EXERCICE ÉCRIT A:
Recopiez le passage de l'entretien en commençant à « Ça n’a pas vraiment » et en terminant à « en mon chant. ».

Ça n’a pas vraiment révolutionné la façon de travailler, mais ça a changé surtout par le fait que la musique devient le bébé de tout le monde et pas seulement de 1 ou 2 personnes. Alors, évidemment c'est différent de la musique que tu produis tout seul mais ça apporte quand même énormément de satisfaction d'arriver à s'entendre tous ensemble pendant la phase de création.
Il y a également un fait marquant qui me concerne, c’est que depuis cette année je chante (ndlr : notamment sur « Constant Now » le refrain, c’est lui) et ça c'est nouveau pour moi. Quand j’étais jeune on m’a longtemps cassé et j'avais perdu confiance dans le chant, du coup je fonçais sur la basse et je ne faisais que ça. C’est donc un événement pour moi cette année, chaque fois que j’ai des paroles je le fais à fond et grâce à ça je reprends confiance en mon chant.
Quelle est la principale difficulté dans le travailler en jams ?
Chacun amène ses propres idées et la difficulté est d'arriver à regrouper les moments de magie de chacun pour que l’ensemble sonne juste. Il faut aussi dire que j'ai presque dix ans de plus que les autres et que je viens d’une scène où la base est très différente, mais c'est très chouette de mélanger tout ça.
Tu parles d’expérience, justement à ce propos, c’est plutôt un avantage ou cela tue la folie ?
C'est une question à double tranchant parce qu'à 20 ans c'est clair tu ne réfléchis pas, tu fais tout ce qui te passe par la tête et en prenant de l’expérience tu réfléchis plus et tu laisses tomber des trucs que tu aurais gardé si tu avait plus d’insouciance. Je ne sais pas si c’est mieux ou pas, mais il y a une chose qui est sur c'est que je n'ai jamais aussi bien joué que maintenant. Pas parce que je joue plus vite ou que je suis meilleur techniquement qu'avant, mais simplement parce que maintenant je maitrise mon instrument. Je le maitrise physiquement mais surtout mentalement. Et ça c’est avec l’expérience que je l’ai acquis.

DONNÉES DE L'EXERCICE:
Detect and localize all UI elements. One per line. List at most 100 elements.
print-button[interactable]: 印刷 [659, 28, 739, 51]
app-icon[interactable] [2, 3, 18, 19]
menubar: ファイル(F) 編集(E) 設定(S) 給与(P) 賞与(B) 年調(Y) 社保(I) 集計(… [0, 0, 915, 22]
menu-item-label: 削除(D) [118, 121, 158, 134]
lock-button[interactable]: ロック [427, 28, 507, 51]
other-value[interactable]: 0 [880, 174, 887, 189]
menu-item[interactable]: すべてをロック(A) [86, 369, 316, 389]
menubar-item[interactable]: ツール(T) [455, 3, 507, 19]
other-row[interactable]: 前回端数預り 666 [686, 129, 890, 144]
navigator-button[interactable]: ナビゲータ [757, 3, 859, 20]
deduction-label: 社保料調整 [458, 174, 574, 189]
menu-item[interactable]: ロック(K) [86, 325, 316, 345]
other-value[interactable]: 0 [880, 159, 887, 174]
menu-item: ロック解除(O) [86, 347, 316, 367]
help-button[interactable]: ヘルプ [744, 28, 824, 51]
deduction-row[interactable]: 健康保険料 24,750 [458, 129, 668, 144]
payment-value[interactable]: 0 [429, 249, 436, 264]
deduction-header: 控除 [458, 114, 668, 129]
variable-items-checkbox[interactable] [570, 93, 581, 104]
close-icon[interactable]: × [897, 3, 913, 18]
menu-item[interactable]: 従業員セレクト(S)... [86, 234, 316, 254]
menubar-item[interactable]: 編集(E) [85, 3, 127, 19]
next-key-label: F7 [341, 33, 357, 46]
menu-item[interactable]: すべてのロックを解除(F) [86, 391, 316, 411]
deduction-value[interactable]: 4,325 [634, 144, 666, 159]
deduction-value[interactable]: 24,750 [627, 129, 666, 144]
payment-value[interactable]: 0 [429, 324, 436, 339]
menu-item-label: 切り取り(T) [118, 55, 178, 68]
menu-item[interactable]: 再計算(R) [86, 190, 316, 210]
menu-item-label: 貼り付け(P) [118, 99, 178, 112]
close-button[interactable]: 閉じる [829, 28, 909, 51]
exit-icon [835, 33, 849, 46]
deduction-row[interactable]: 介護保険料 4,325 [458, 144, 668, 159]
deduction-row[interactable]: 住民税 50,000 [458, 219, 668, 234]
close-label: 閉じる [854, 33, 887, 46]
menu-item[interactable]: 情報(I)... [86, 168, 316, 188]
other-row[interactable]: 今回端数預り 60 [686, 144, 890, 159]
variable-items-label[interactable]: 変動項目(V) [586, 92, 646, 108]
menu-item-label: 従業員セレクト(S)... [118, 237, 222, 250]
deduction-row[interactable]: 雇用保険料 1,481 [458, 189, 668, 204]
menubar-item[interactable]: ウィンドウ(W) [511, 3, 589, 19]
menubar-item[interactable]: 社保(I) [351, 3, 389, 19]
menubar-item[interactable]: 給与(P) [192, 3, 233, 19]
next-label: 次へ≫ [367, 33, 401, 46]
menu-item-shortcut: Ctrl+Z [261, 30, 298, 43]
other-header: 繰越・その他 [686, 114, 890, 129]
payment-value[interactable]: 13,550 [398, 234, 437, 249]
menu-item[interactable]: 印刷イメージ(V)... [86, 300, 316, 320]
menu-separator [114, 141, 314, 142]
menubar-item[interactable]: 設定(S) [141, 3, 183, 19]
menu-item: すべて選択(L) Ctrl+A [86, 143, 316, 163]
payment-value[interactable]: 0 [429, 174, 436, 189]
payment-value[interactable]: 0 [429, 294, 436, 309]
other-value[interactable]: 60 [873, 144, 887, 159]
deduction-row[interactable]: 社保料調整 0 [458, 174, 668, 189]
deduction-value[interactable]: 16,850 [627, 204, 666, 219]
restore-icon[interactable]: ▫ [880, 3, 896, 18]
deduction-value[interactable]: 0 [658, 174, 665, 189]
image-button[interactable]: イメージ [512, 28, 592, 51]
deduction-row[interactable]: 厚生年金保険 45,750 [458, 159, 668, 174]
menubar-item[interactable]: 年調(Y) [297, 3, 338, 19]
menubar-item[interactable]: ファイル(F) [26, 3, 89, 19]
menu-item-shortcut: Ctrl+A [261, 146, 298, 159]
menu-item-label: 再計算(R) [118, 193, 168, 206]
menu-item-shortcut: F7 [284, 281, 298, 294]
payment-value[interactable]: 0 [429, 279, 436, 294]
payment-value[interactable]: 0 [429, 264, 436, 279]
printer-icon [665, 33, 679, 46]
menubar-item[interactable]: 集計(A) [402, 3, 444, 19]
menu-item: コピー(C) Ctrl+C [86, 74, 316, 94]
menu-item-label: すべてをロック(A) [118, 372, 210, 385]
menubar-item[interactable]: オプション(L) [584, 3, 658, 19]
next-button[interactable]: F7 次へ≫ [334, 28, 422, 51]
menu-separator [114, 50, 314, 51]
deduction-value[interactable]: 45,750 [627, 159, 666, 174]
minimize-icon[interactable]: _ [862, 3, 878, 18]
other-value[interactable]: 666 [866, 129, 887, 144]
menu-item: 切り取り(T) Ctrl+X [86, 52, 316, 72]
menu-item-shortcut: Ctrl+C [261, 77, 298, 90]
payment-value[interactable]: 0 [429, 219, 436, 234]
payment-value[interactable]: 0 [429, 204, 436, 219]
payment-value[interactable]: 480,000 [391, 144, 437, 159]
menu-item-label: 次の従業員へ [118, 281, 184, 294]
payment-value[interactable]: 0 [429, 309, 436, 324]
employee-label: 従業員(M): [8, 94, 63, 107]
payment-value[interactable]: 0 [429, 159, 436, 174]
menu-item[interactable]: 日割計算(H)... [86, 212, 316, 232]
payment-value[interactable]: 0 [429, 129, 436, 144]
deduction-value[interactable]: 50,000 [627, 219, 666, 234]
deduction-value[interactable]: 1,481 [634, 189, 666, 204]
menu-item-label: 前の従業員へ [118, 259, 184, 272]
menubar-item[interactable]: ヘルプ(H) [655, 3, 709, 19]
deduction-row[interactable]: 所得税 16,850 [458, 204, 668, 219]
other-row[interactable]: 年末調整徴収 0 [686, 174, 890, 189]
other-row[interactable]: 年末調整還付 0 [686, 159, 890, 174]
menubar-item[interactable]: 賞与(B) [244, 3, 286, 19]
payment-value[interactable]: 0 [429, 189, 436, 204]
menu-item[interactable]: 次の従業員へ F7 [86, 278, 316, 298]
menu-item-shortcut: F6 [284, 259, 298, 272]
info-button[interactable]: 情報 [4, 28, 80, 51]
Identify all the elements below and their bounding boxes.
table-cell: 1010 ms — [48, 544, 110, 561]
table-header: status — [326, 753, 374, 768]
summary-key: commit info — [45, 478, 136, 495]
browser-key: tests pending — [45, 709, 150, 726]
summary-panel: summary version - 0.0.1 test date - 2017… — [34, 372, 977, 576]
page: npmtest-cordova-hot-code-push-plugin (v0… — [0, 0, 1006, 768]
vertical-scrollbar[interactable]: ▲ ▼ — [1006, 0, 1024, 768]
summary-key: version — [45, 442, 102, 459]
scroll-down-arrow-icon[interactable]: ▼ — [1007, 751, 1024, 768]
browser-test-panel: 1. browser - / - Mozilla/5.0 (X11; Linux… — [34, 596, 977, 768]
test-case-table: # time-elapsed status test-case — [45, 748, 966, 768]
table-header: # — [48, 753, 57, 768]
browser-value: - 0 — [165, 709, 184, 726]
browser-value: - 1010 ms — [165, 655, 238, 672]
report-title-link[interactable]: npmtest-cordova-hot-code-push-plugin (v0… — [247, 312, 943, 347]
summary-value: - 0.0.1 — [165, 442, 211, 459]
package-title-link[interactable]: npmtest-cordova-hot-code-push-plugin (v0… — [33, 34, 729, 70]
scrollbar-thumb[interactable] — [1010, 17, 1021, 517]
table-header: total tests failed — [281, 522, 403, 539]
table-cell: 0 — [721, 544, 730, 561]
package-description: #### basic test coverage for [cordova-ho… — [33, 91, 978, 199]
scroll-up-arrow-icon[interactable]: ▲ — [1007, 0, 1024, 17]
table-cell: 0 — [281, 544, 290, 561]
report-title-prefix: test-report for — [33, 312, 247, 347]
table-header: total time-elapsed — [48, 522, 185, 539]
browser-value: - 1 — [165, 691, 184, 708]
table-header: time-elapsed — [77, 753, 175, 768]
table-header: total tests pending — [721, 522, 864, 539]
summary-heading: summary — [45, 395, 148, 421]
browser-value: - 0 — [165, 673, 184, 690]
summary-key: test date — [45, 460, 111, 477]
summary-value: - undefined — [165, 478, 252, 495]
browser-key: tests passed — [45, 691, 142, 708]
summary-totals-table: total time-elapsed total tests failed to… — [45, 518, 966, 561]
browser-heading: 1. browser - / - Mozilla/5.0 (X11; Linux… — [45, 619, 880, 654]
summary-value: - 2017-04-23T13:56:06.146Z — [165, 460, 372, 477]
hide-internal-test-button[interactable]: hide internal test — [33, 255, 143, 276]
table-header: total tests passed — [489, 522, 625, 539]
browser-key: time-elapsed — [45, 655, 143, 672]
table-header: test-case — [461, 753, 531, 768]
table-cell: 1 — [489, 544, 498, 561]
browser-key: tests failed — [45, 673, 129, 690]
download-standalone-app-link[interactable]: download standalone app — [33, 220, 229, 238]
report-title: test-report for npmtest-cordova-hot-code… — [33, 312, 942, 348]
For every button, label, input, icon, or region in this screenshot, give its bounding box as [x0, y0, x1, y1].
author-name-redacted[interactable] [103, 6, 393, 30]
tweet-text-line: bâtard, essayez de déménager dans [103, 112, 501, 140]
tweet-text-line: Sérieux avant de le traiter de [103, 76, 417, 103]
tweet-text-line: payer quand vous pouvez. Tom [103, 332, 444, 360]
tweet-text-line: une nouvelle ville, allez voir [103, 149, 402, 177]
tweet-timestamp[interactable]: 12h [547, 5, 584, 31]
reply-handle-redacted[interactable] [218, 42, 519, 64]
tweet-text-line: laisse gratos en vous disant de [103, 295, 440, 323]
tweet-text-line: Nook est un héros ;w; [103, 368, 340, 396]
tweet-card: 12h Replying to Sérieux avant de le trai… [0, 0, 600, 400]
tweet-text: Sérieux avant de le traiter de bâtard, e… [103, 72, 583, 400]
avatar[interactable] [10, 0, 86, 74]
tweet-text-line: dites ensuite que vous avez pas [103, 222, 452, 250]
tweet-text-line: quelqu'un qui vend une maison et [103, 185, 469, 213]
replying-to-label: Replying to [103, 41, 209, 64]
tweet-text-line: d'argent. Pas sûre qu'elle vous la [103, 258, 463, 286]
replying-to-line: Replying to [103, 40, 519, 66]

EXERCICE ÉCRIT B:
Présentez sous forme de liste numérotée les lignes du listing, en commençant au début de celui-ci et en terminant à la ligne qui contient « close-icon[interactable]: × [897, 3, 913, 18] », incluse. Omettez les lignes vides.

RÉPONSE COMPLÈTE A:
Ça n’a pas vraiment révolutionné la façon de travailler, mais ça a changé surtout par le fait que la musique devient le bébé de tout le monde et pas seulement de 1 ou 2 personnes. Alors, évidemment c'est différent de la musique que tu produis tout seul mais ça apporte quand même énormément de satisfaction d'arriver à s'entendre tous ensemble pendant la phase de création.
Il y a également un fait marquant qui me concerne, c’est que depuis cette année je chante (ndlr : notamment sur « Constant Now » le refrain, c’est lui) et ça c'est nouveau pour moi. Quand j’étais jeune on m’a longtemps cassé et j'avais perdu confiance dans le chant, du coup je fonçais sur la basse et je ne faisais que ça. C’est donc un événement pour moi cette année, chaque fois que j’ai des paroles je le fais à fond et grâce à ça je reprends confiance en mon chant.

RÉPONSE COMPLÈTE B:
1. Detect and localize all UI elements. One per line. List at most 100 elements.
2. print-button[interactable]: 印刷 [659, 28, 739, 51]
3. app-icon[interactable] [2, 3, 18, 19]
4. menubar: ファイル(F) 編集(E) 設定(S) 給与(P) 賞与(B) 年調(Y) 社保(I) 集計(… [0, 0, 915, 22]
5. menu-item-label: 削除(D) [118, 121, 158, 134]
6. lock-button[interactable]: ロック [427, 28, 507, 51]
7. other-value[interactable]: 0 [880, 174, 887, 189]
8. menu-item[interactable]: すべてをロック(A) [86, 369, 316, 389]
9. menubar-item[interactable]: ツール(T) [455, 3, 507, 19]
10. other-row[interactable]: 前回端数預り 666 [686, 129, 890, 144]
11. navigator-button[interactable]: ナビゲータ [757, 3, 859, 20]
12. deduction-label: 社保料調整 [458, 174, 574, 189]
13. menu-item[interactable]: ロック(K) [86, 325, 316, 345]
14. other-value[interactable]: 0 [880, 159, 887, 174]
15. menu-item: ロック解除(O) [86, 347, 316, 367]
16. help-button[interactable]: ヘルプ [744, 28, 824, 51]
17. deduction-row[interactable]: 健康保険料 24,750 [458, 129, 668, 144]
18. payment-value[interactable]: 0 [429, 249, 436, 264]
19. deduction-header: 控除 [458, 114, 668, 129]
20. variable-items-checkbox[interactable] [570, 93, 581, 104]
21. close-icon[interactable]: × [897, 3, 913, 18]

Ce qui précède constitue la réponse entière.